> **AIM OF THE EXERCISE**: Leave out every picture, then transcribe the rest of the listing exactly.

Figure dataset records:

## Begin

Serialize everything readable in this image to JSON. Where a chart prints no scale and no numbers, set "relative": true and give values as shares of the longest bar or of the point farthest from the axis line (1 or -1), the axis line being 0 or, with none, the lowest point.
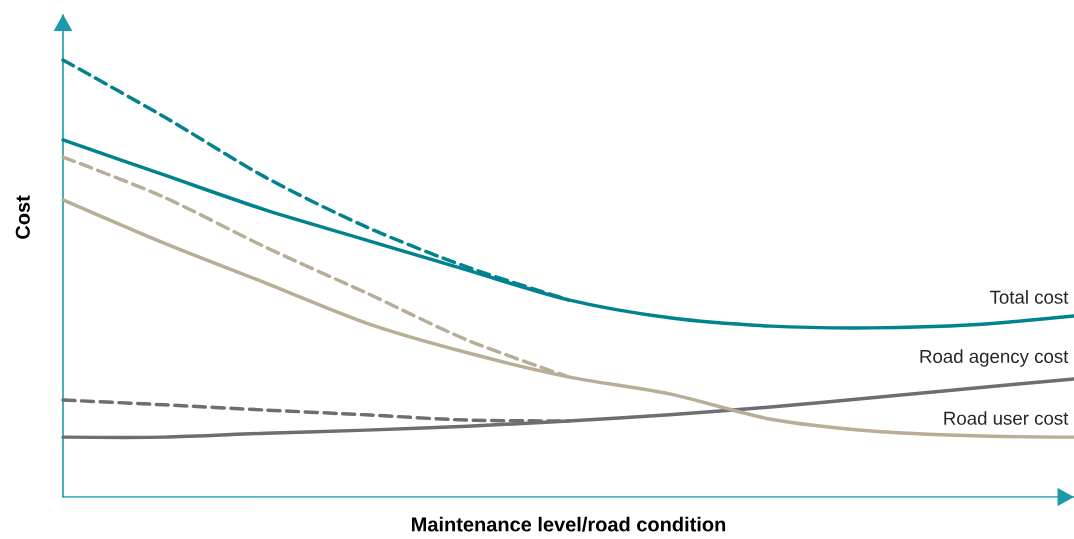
{
  "chart_data": {
    "type": "line",
    "xlabel": "Maintenance level/road condition",
    "ylabel": "Cost",
    "relative": true,
    "tick_labels": false,
    "marker": "none",
    "categories": [
      null,
      null,
      null,
      null,
      null,
      null,
      null,
      null,
      null,
      null,
      null
    ],
    "series": [
      {
        "name": "Total cost",
        "color": "#00838f",
        "line_style": "solid",
        "values": [
          0.817,
          0.737,
          0.657,
          0.588,
          0.519,
          0.451,
          0.41,
          0.391,
          0.387,
          0.394,
          0.414
        ]
      },
      {
        "color": "#00838f",
        "line_style": "dashed",
        "values": [
          1,
          0.87,
          0.732,
          0.618,
          0.526,
          0.451,
          null,
          null,
          null,
          null,
          null
        ]
      },
      {
        "name": "Road agency cost",
        "color": "#6d6e71",
        "line_style": "solid",
        "values": [
          0.137,
          0.137,
          0.146,
          0.153,
          0.162,
          0.174,
          0.188,
          0.206,
          0.227,
          0.249,
          0.27
        ]
      },
      {
        "color": "#6d6e71",
        "line_style": "dashed",
        "values": [
          0.222,
          0.211,
          0.199,
          0.188,
          0.176,
          0.174,
          null,
          null,
          null,
          null,
          null
        ]
      },
      {
        "name": "Road user cost",
        "color": "#b8ad96",
        "line_style": "solid",
        "values": [
          0.68,
          0.581,
          0.49,
          0.398,
          0.33,
          0.275,
          0.236,
          0.178,
          0.151,
          0.14,
          0.137
        ]
      },
      {
        "color": "#b8ad96",
        "line_style": "dashed",
        "values": [
          0.778,
          0.686,
          0.572,
          0.467,
          0.359,
          0.275,
          null,
          null,
          null,
          null,
          null
        ]
      }
    ]
  }
}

## End

> **SOLUTION TO THIS EXERCISE**:
Serialize everything readable in this image to JSON. Where a chart prints no scale and no numbers, set "relative": true and give values as shares of the longest bar or of the point farthest from the axis line (1 or -1), the axis line being 0 or, with none, the lowest point.
{
  "chart_data": {
    "type": "line",
    "xlabel": "Maintenance level/road condition",
    "ylabel": "Cost",
    "relative": true,
    "tick_labels": false,
    "marker": "none",
    "categories": [
      null,
      null,
      null,
      null,
      null,
      null,
      null,
      null,
      null,
      null,
      null
    ],
    "series": [
      {
        "name": "Total cost",
        "color": "#00838f",
        "line_style": "solid",
        "values": [
          0.817,
          0.737,
          0.657,
          0.588,
          0.519,
          0.451,
          0.41,
          0.391,
          0.387,
          0.394,
          0.414
        ]
      },
      {
        "color": "#00838f",
        "line_style": "dashed",
        "values": [
          1,
          0.87,
          0.732,
          0.618,
          0.526,
          0.451,
          null,
          null,
          null,
          null,
          null
        ]
      },
      {
        "name": "Road agency cost",
        "color": "#6d6e71",
        "line_style": "solid",
        "values": [
          0.137,
          0.137,
          0.146,
          0.153,
          0.162,
          0.174,
          0.188,
          0.206,
          0.227,
          0.249,
          0.27
        ]
      },
      {
        "color": "#6d6e71",
        "line_style": "dashed",
        "values": [
          0.222,
          0.211,
          0.199,
          0.188,
          0.176,
          0.174,
          null,
          null,
          null,
          null,
          null
        ]
      },
      {
        "name": "Road user cost",
        "color": "#b8ad96",
        "line_style": "solid",
        "values": [
          0.68,
          0.581,
          0.49,
          0.398,
          0.33,
          0.275,
          0.236,
          0.178,
          0.151,
          0.14,
          0.137
        ]
      },
      {
        "color": "#b8ad96",
        "line_style": "dashed",
        "values": [
          0.778,
          0.686,
          0.572,
          0.467,
          0.359,
          0.275,
          null,
          null,
          null,
          null,
          null
        ]
      }
    ]
  }
}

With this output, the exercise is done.